— Start of Exercise input —

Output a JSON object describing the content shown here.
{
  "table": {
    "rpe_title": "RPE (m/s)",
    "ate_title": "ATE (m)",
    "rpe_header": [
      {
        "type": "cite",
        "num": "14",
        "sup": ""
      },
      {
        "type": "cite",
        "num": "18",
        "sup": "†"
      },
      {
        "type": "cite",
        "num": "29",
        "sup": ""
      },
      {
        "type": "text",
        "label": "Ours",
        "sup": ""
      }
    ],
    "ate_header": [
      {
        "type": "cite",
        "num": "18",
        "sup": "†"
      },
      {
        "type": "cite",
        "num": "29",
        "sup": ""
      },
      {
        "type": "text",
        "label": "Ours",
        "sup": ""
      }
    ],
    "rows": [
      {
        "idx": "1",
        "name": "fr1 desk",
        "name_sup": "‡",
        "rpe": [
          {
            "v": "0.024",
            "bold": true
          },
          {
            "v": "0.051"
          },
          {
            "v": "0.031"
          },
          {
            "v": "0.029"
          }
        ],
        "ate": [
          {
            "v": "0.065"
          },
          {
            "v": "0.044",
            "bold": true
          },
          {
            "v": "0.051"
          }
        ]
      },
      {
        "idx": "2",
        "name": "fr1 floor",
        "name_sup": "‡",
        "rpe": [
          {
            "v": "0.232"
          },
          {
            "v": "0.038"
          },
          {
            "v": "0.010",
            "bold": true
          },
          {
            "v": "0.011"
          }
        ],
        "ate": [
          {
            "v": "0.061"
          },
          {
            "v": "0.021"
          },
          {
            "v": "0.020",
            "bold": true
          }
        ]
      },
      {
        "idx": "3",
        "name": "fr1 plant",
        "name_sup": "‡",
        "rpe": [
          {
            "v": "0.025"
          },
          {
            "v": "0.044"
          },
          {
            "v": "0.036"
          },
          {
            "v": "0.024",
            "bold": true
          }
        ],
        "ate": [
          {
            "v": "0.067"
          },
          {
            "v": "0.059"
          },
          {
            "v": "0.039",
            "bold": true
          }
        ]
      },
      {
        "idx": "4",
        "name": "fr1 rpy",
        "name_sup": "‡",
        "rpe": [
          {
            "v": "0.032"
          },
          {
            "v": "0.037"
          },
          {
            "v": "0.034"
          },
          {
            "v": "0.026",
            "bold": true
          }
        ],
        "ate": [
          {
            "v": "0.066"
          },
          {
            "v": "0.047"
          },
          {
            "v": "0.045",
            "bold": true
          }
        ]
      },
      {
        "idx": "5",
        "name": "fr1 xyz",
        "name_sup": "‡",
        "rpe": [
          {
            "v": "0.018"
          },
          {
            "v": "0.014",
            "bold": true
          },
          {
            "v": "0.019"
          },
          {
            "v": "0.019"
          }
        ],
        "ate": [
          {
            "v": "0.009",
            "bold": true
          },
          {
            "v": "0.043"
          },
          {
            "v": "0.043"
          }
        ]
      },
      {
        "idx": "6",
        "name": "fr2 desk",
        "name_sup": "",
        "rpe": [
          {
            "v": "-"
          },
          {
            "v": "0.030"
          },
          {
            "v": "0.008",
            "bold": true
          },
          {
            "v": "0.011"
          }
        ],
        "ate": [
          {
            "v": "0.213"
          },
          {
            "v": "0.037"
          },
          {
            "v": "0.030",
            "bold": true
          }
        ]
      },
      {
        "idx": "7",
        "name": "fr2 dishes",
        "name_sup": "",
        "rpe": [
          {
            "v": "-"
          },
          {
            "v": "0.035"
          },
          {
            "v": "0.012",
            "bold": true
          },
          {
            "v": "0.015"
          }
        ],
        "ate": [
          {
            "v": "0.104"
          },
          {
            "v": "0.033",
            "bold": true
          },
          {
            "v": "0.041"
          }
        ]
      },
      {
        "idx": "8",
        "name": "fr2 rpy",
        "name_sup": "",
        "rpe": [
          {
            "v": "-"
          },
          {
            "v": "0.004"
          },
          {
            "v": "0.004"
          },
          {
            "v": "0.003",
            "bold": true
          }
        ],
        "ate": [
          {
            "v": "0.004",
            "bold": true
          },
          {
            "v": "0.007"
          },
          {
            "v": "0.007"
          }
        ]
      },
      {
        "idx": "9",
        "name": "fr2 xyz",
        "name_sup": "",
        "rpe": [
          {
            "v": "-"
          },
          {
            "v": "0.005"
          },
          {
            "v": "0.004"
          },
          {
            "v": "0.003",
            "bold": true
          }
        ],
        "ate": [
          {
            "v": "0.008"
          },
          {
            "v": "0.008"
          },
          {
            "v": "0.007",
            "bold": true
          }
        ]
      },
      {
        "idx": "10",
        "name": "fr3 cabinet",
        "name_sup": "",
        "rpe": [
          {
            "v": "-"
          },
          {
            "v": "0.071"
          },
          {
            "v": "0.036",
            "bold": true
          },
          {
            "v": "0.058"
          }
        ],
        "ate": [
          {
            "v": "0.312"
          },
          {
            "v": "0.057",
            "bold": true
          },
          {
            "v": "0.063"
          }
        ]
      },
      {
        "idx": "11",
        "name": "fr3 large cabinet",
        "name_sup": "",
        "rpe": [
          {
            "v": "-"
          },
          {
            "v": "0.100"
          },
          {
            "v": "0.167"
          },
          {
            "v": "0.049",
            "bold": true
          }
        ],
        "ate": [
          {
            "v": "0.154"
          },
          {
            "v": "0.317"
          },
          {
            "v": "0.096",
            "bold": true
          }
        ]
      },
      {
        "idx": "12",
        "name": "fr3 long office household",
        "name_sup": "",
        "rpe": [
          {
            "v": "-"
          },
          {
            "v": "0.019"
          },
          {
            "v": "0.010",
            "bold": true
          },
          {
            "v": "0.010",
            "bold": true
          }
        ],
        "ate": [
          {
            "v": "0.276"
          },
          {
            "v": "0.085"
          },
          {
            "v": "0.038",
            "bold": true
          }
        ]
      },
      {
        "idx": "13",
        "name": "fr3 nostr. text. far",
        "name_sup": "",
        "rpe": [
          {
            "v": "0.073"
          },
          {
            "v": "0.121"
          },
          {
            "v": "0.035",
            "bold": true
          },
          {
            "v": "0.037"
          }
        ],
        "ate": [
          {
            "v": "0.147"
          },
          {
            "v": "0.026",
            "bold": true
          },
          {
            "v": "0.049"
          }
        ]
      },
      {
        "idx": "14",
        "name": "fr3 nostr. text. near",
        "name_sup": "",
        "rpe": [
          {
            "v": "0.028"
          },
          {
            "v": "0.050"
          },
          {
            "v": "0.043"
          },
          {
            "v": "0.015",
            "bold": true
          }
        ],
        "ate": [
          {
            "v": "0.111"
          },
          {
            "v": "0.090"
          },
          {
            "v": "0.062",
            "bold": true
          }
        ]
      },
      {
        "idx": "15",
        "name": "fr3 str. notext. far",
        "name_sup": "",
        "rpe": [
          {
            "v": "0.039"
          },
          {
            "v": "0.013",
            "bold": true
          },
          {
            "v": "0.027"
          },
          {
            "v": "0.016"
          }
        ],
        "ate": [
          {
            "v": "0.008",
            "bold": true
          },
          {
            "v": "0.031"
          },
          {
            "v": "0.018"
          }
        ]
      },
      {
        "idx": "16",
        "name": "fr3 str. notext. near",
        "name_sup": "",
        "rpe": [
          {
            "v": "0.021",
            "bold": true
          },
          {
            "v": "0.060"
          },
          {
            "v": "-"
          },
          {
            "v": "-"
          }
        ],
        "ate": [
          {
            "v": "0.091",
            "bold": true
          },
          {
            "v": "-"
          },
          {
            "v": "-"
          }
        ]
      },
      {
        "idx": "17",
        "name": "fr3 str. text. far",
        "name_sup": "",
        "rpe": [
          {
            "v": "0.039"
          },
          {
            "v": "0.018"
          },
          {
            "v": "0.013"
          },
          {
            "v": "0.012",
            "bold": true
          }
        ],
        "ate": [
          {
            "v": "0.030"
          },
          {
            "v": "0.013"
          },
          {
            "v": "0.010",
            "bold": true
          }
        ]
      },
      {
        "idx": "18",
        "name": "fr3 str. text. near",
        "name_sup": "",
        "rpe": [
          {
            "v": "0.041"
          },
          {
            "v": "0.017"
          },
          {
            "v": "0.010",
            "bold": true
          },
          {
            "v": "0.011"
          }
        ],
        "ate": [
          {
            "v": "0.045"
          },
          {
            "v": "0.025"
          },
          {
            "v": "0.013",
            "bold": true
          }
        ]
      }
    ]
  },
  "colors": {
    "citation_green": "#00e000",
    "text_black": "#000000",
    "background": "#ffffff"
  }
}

— End of Exercise input —

▶ **Objective**
The word "near" may appear on some lines. Report how many lines hold it, giving the number alone.

▶ **Result for this exercise**
3